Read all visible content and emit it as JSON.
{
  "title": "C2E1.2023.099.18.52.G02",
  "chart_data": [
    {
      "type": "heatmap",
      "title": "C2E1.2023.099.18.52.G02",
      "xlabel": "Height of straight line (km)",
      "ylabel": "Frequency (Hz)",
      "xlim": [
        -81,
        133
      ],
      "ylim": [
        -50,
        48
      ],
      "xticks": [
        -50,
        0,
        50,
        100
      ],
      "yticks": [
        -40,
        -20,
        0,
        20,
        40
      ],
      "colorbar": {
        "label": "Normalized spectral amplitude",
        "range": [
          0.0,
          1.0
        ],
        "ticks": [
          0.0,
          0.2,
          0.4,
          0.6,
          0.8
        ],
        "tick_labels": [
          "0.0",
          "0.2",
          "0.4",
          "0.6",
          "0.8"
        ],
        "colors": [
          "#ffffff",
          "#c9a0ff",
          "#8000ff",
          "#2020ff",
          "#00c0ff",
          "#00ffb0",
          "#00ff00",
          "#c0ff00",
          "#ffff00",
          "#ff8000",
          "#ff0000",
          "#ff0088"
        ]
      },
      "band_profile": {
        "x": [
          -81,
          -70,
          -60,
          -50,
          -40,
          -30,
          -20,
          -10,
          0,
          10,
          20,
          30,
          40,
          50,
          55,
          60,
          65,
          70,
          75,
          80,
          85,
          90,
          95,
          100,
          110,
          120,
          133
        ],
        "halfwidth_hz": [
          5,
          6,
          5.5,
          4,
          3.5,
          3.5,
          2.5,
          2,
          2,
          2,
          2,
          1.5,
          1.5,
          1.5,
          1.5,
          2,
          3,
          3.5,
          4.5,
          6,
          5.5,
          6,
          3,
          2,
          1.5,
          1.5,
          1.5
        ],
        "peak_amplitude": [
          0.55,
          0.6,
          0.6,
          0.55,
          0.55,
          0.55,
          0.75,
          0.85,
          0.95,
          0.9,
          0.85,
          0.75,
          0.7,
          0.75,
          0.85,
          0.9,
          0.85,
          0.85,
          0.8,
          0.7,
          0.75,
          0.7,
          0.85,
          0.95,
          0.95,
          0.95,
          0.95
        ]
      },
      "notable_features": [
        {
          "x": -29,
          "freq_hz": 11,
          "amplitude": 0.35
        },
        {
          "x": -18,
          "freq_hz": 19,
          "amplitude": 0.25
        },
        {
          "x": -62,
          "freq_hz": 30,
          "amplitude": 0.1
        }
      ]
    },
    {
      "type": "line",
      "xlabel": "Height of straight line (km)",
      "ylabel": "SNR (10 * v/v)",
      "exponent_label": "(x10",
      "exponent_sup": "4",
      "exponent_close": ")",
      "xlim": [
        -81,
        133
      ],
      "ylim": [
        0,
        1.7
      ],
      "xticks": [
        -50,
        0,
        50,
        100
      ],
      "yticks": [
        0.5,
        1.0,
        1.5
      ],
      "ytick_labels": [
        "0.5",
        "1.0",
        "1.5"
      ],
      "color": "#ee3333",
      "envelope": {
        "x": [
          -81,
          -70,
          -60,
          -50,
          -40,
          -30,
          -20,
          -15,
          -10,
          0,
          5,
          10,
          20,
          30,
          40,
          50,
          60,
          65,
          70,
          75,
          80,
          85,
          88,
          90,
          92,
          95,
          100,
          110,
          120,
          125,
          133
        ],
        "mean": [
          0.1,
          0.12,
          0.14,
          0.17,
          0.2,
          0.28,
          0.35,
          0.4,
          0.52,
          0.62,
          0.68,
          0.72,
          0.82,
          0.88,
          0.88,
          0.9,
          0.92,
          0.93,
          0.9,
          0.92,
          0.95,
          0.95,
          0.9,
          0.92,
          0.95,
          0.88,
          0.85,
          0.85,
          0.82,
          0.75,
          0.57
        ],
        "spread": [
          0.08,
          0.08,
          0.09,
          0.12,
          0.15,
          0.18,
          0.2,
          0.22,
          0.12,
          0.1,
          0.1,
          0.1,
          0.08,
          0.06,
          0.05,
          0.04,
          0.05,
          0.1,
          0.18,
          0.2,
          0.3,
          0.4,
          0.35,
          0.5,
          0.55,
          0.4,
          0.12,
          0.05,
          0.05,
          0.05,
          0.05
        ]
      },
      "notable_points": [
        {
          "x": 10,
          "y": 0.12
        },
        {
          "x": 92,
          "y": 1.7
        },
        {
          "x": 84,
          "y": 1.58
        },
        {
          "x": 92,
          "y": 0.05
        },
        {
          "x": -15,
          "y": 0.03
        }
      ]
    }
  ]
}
§
WHAT THE TASK REQUIRES
Using the entries above, please restate each one word for word.

WRITTEN RESPONSE
Read all visible content and emit it as JSON.
{
  "title": "C2E1.2023.099.18.52.G02",
  "chart_data": [
    {
      "type": "heatmap",
      "title": "C2E1.2023.099.18.52.G02",
      "xlabel": "Height of straight line (km)",
      "ylabel": "Frequency (Hz)",
      "xlim": [
        -81,
        133
      ],
      "ylim": [
        -50,
        48
      ],
      "xticks": [
        -50,
        0,
        50,
        100
      ],
      "yticks": [
        -40,
        -20,
        0,
        20,
        40
      ],
      "colorbar": {
        "label": "Normalized spectral amplitude",
        "range": [
          0.0,
          1.0
        ],
        "ticks": [
          0.0,
          0.2,
          0.4,
          0.6,
          0.8
        ],
        "tick_labels": [
          "0.0",
          "0.2",
          "0.4",
          "0.6",
          "0.8"
        ],
        "colors": [
          "#ffffff",
          "#c9a0ff",
          "#8000ff",
          "#2020ff",
          "#00c0ff",
          "#00ffb0",
          "#00ff00",
          "#c0ff00",
          "#ffff00",
          "#ff8000",
          "#ff0000",
          "#ff0088"
        ]
      },
      "band_profile": {
        "x": [
          -81,
          -70,
          -60,
          -50,
          -40,
          -30,
          -20,
          -10,
          0,
          10,
          20,
          30,
          40,
          50,
          55,
          60,
          65,
          70,
          75,
          80,
          85,
          90,
          95,
          100,
          110,
          120,
          133
        ],
        "halfwidth_hz": [
          5,
          6,
          5.5,
          4,
          3.5,
          3.5,
          2.5,
          2,
          2,
          2,
          2,
          1.5,
          1.5,
          1.5,
          1.5,
          2,
          3,
          3.5,
          4.5,
          6,
          5.5,
          6,
          3,
          2,
          1.5,
          1.5,
          1.5
        ],
        "peak_amplitude": [
          0.55,
          0.6,
          0.6,
          0.55,
          0.55,
          0.55,
          0.75,
          0.85,
          0.95,
          0.9,
          0.85,
          0.75,
          0.7,
          0.75,
          0.85,
          0.9,
          0.85,
          0.85,
          0.8,
          0.7,
          0.75,
          0.7,
          0.85,
          0.95,
          0.95,
          0.95,
          0.95
        ]
      },
      "notable_features": [
        {
          "x": -29,
          "freq_hz": 11,
          "amplitude": 0.35
        },
        {
          "x": -18,
          "freq_hz": 19,
          "amplitude": 0.25
        },
        {
          "x": -62,
          "freq_hz": 30,
          "amplitude": 0.1
        }
      ]
    },
    {
      "type": "line",
      "xlabel": "Height of straight line (km)",
      "ylabel": "SNR (10 * v/v)",
      "exponent_label": "(x10",
      "exponent_sup": "4",
      "exponent_close": ")",
      "xlim": [
        -81,
        133
      ],
      "ylim": [
        0,
        1.7
      ],
      "xticks": [
        -50,
        0,
        50,
        100
      ],
      "yticks": [
        0.5,
        1.0,
        1.5
      ],
      "ytick_labels": [
        "0.5",
        "1.0",
        "1.5"
      ],
      "color": "#ee3333",
      "envelope": {
        "x": [
          -81,
          -70,
          -60,
          -50,
          -40,
          -30,
          -20,
          -15,
          -10,
          0,
          5,
          10,
          20,
          30,
          40,
          50,
          60,
          65,
          70,
          75,
          80,
          85,
          88,
          90,
          92,
          95,
          100,
          110,
          120,
          125,
          133
        ],
        "mean": [
          0.1,
          0.12,
          0.14,
          0.17,
          0.2,
          0.28,
          0.35,
          0.4,
          0.52,
          0.62,
          0.68,
          0.72,
          0.82,
          0.88,
          0.88,
          0.9,
          0.92,
          0.93,
          0.9,
          0.92,
          0.95,
          0.95,
          0.9,
          0.92,
          0.95,
          0.88,
          0.85,
          0.85,
          0.82,
          0.75,
          0.57
        ],
        "spread": [
          0.08,
          0.08,
          0.09,
          0.12,
          0.15,
          0.18,
          0.2,
          0.22,
          0.12,
          0.1,
          0.1,
          0.1,
          0.08,
          0.06,
          0.05,
          0.04,
          0.05,
          0.1,
          0.18,
          0.2,
          0.3,
          0.4,
          0.35,
          0.5,
          0.55,
          0.4,
          0.12,
          0.05,
          0.05,
          0.05,
          0.05
        ]
      },
      "notable_points": [
        {
          "x": 10,
          "y": 0.12
        },
        {
          "x": 92,
          "y": 1.7
        },
        {
          "x": 84,
          "y": 1.58
        },
        {
          "x": 92,
          "y": 0.05
        },
        {
          "x": -15,
          "y": 0.03
        }
      ]
    }
  ]
}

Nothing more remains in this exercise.